▶ _Problem_
In the entries that follow, find the word "title" and report each line it is on.

▶ _Data provided_
# # # # # # #

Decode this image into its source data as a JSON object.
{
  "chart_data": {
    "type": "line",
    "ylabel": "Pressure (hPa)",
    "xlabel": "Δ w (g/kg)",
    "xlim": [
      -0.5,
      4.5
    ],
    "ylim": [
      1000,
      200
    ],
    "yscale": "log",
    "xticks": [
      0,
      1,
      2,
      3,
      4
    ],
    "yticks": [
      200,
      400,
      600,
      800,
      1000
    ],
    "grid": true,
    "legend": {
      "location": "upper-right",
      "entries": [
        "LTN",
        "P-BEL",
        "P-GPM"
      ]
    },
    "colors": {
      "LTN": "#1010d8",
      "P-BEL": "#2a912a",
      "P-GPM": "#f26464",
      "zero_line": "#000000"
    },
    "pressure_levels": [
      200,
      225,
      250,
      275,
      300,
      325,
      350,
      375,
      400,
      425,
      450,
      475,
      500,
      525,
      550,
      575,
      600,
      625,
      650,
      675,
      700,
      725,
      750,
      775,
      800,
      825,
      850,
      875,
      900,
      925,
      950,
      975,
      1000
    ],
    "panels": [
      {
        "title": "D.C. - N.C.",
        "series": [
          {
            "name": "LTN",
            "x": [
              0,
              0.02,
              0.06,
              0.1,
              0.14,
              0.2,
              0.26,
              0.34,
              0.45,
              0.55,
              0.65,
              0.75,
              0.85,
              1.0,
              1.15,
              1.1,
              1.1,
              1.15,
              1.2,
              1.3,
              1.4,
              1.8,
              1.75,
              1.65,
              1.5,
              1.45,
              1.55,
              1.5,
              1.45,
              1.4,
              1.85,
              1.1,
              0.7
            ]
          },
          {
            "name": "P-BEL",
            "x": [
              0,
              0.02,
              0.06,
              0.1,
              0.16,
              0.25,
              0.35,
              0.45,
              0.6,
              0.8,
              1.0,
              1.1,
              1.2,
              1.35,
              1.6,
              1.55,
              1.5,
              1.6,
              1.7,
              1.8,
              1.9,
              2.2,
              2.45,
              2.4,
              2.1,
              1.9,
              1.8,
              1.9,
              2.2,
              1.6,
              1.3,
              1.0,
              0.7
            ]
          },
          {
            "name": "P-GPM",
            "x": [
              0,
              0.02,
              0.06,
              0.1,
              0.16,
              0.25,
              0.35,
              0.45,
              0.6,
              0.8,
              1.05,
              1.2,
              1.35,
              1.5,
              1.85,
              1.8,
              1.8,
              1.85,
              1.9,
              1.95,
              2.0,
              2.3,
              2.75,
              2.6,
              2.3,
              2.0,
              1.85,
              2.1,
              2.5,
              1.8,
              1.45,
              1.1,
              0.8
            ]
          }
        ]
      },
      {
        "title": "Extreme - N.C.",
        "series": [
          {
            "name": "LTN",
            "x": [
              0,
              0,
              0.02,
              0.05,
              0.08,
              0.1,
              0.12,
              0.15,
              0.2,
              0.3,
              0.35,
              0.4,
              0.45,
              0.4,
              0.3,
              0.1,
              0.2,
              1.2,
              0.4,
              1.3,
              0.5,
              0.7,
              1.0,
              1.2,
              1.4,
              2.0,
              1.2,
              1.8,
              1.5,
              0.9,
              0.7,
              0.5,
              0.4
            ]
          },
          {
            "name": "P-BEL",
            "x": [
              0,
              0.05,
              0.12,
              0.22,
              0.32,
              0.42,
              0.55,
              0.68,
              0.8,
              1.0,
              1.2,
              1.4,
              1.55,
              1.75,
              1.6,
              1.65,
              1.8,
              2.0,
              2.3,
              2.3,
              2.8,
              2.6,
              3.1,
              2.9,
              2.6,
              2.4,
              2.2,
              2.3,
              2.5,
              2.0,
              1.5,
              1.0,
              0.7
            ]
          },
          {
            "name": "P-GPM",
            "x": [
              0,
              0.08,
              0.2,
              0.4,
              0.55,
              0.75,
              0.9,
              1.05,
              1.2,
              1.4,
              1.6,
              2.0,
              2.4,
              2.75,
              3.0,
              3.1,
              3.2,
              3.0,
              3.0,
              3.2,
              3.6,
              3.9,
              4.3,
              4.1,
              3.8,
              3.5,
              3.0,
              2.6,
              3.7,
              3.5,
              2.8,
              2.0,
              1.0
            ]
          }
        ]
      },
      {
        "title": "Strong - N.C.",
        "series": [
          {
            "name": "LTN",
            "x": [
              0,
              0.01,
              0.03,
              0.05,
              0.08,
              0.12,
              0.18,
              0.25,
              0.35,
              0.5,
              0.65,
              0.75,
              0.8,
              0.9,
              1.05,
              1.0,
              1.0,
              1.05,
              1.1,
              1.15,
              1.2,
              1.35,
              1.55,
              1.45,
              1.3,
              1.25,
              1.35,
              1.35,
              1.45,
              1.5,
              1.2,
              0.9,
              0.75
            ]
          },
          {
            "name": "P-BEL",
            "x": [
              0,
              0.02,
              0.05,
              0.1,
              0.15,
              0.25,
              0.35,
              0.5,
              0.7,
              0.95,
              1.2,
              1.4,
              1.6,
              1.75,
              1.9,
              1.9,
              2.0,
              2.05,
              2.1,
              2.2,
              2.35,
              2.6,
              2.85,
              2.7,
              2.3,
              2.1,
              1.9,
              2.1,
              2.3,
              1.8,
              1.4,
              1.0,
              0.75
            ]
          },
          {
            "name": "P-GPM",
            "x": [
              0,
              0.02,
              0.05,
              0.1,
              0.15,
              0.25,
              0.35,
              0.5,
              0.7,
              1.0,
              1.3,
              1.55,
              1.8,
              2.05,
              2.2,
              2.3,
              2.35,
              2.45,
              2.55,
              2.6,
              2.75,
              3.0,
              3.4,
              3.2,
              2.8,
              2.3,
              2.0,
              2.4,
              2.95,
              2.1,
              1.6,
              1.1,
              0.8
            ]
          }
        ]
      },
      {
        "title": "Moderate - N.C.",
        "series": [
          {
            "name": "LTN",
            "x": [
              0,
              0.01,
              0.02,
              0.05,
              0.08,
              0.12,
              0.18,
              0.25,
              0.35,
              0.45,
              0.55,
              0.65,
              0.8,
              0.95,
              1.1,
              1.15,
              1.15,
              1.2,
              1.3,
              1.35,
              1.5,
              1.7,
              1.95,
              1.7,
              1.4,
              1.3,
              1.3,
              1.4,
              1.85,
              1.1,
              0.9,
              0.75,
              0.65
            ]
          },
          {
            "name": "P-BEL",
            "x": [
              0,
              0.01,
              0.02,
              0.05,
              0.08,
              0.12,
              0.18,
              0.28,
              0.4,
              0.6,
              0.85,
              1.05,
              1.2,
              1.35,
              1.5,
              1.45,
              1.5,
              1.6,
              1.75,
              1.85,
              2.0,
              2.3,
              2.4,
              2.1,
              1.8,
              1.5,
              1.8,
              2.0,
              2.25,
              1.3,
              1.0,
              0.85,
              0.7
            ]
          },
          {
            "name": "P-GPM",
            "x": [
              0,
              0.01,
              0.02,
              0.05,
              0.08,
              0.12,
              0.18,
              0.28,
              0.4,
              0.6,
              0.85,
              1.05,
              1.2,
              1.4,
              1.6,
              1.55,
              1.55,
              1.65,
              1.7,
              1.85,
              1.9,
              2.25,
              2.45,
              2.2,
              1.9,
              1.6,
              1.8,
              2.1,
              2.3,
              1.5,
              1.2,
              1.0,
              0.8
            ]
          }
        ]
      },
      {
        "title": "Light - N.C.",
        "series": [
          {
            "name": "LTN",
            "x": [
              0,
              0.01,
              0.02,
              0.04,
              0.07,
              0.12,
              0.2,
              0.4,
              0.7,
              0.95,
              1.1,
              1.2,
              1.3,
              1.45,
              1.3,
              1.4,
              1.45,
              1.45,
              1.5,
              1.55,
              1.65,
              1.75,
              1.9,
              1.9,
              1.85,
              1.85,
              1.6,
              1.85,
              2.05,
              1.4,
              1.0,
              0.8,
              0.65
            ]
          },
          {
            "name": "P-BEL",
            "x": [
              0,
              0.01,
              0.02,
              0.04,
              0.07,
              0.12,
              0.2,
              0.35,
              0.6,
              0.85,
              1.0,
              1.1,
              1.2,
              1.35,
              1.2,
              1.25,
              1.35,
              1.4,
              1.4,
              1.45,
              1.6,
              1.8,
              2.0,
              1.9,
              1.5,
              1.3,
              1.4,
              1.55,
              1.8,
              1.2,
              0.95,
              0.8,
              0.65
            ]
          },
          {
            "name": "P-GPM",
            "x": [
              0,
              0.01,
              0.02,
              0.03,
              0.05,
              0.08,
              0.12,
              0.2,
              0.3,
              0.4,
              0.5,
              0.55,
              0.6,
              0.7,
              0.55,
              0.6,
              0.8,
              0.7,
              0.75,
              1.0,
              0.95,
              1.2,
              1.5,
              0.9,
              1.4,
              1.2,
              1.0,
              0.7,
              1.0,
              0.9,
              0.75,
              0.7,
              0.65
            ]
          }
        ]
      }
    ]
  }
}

# # # # # # #

▶ _Solution to the exercise_
        "title": "D.C. - N.C.",
        "title": "Extreme - N.C.",
        "title": "Strong - N.C.",
        "title": "Moderate - N.C.",
        "title": "Light - N.C.",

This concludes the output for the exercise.